> [What you will do] Read through the records below and copy each line that uses the word "Salinity".

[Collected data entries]
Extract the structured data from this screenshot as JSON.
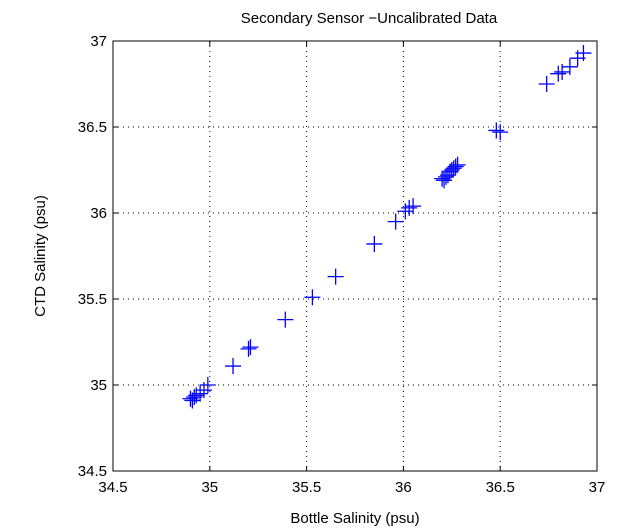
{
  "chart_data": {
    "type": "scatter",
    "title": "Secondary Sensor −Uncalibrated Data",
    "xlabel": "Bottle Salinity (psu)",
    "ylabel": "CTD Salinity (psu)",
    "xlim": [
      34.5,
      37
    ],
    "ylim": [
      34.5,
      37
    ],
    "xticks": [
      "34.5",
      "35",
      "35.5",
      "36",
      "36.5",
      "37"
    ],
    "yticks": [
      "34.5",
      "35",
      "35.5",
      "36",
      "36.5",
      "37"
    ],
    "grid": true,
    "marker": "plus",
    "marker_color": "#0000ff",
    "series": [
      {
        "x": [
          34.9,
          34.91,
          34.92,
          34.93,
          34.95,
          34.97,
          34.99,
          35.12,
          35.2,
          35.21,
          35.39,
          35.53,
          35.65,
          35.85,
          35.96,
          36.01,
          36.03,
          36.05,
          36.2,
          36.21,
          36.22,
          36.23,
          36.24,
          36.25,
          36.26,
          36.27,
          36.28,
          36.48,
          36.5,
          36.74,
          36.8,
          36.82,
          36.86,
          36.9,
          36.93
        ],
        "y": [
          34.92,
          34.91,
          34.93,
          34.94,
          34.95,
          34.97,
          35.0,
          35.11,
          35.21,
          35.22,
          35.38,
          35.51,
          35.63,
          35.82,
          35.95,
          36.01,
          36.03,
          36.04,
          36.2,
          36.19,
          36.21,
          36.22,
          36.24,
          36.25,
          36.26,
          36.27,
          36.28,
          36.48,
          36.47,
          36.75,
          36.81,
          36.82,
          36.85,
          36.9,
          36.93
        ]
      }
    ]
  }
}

> [The completed task]
    "xlabel": "Bottle Salinity (psu)",
    "ylabel": "CTD Salinity (psu)",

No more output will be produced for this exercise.